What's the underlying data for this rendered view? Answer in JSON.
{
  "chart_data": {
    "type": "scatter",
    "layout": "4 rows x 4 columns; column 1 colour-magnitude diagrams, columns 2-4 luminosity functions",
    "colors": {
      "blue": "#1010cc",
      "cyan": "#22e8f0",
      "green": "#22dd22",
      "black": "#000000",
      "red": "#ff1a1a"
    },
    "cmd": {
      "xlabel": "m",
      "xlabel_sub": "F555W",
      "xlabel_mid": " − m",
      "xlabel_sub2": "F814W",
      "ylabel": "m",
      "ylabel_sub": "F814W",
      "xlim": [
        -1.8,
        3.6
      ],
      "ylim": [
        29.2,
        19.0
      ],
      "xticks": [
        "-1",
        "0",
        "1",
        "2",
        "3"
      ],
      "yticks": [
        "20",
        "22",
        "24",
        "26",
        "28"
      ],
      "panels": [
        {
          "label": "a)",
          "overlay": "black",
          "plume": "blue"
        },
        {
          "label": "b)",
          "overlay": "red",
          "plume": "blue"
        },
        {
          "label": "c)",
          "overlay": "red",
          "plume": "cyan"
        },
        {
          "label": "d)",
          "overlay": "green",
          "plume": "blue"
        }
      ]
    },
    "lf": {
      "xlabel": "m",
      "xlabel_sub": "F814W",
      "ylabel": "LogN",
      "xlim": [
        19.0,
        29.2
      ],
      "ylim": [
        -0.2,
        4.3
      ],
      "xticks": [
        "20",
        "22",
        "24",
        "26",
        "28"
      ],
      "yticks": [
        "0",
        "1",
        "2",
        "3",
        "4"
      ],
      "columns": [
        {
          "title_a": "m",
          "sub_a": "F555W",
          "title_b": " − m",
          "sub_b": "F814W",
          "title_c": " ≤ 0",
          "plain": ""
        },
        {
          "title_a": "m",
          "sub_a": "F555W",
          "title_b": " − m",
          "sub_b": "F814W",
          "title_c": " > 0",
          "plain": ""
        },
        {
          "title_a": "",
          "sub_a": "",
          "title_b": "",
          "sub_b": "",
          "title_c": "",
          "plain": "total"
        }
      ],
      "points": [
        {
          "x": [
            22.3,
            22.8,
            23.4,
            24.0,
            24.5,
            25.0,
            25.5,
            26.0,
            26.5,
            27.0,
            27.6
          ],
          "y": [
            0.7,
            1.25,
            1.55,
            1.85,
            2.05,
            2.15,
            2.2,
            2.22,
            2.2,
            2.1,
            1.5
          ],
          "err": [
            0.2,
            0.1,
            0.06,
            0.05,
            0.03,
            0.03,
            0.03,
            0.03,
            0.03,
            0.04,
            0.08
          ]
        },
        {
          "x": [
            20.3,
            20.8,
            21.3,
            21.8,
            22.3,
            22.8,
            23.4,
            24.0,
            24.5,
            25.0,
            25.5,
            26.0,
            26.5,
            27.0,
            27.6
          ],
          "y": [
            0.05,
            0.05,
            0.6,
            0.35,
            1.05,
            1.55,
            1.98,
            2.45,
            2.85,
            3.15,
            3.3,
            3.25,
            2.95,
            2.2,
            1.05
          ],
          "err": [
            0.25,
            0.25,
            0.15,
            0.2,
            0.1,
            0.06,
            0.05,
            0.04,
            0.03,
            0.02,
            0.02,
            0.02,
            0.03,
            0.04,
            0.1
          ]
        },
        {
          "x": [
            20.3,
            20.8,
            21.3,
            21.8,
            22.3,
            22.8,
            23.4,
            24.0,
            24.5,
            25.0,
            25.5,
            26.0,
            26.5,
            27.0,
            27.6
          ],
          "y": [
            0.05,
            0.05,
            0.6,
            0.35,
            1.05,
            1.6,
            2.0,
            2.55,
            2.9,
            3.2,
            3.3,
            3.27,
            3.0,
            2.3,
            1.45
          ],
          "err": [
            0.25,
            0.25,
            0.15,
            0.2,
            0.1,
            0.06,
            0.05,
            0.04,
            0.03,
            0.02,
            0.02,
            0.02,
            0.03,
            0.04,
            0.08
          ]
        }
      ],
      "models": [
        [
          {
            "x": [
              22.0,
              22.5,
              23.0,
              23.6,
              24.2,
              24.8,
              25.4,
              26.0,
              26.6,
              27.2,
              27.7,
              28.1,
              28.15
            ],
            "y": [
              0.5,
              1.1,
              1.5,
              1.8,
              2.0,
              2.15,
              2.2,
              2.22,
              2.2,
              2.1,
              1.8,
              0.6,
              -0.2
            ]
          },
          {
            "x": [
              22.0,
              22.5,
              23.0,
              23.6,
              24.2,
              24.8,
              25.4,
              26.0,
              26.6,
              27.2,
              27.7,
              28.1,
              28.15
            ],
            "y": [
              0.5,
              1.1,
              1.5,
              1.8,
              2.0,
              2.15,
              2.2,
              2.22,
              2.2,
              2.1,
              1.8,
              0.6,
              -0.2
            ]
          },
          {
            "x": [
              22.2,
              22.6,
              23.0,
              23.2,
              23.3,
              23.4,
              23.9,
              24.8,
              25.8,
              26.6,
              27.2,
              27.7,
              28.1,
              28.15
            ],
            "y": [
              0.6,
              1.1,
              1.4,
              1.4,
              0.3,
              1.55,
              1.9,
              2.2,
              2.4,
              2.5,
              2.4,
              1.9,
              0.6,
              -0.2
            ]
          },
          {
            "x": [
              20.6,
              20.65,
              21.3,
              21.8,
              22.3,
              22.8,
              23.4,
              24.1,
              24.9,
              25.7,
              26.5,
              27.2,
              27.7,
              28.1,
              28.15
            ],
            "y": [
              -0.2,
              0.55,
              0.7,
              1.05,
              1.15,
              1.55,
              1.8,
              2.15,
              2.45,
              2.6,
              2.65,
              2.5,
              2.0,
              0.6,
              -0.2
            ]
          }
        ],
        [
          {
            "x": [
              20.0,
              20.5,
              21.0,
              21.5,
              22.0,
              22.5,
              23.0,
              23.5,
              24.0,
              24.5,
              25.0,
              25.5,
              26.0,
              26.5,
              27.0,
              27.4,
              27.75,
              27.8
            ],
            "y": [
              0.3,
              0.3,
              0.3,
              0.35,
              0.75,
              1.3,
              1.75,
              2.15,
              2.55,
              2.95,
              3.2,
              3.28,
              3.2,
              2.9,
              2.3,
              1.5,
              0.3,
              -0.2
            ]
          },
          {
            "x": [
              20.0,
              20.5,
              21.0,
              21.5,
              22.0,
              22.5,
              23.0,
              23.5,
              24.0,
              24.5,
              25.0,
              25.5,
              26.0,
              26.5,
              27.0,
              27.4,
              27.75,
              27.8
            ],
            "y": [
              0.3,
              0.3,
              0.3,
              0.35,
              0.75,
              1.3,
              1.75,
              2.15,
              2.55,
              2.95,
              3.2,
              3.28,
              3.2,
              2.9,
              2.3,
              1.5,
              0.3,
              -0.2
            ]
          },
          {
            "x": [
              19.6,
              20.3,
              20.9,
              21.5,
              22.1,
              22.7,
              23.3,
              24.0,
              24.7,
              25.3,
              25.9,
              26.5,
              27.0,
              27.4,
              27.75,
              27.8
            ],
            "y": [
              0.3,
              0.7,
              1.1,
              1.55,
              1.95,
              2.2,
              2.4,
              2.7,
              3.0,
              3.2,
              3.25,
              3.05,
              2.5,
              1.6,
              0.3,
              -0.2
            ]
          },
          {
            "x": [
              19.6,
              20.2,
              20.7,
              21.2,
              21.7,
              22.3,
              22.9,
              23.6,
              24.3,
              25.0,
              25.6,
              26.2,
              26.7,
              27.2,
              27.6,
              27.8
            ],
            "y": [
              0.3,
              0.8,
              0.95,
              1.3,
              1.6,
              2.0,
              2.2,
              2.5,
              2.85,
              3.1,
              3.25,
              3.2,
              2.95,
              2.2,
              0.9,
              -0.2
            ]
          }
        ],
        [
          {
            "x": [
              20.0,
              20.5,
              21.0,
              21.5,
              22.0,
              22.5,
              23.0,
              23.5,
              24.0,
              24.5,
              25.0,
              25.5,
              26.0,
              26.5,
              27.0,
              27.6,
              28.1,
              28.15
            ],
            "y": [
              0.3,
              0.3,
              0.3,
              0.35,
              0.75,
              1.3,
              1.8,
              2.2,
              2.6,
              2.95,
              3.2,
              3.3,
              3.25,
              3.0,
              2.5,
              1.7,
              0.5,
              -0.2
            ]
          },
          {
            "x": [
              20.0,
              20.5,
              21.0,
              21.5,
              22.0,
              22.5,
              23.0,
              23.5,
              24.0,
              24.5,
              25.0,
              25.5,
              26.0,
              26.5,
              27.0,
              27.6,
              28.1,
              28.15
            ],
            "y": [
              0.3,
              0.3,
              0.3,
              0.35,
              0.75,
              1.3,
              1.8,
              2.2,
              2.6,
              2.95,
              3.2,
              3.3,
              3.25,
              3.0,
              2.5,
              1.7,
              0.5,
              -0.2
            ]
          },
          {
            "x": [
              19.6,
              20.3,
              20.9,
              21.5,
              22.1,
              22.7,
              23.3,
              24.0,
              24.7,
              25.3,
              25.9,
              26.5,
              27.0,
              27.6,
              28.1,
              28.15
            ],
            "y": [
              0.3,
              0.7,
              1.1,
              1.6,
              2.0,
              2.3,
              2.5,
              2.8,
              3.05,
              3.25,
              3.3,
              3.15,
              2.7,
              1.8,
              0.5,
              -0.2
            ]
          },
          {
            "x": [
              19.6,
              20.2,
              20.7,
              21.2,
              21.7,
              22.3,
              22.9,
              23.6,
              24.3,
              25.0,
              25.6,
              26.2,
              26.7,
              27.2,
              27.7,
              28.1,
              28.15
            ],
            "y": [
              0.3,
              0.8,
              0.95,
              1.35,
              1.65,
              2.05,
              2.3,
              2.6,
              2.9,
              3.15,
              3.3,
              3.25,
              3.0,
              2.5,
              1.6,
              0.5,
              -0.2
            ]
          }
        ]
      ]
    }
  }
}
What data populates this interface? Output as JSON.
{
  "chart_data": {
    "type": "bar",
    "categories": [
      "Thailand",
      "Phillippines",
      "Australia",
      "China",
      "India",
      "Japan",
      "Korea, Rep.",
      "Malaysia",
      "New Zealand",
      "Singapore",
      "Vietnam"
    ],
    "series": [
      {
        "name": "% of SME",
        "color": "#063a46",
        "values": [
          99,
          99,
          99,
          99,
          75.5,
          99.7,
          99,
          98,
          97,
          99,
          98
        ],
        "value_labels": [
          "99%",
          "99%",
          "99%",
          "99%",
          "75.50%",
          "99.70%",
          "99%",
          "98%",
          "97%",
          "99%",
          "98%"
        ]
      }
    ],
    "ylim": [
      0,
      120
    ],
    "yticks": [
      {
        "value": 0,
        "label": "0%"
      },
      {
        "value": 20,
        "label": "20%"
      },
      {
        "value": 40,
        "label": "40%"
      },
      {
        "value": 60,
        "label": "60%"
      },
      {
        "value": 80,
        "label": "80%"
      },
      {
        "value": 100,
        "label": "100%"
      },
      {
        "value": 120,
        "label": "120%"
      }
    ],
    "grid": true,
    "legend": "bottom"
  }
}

> [Work to be completed] Look over the listing above. Pick out and copy every line that includes "What".

> [In response]
What's the underlying data for this rendered view? Answer in JSON.
What data populates this interface? Output as JSON.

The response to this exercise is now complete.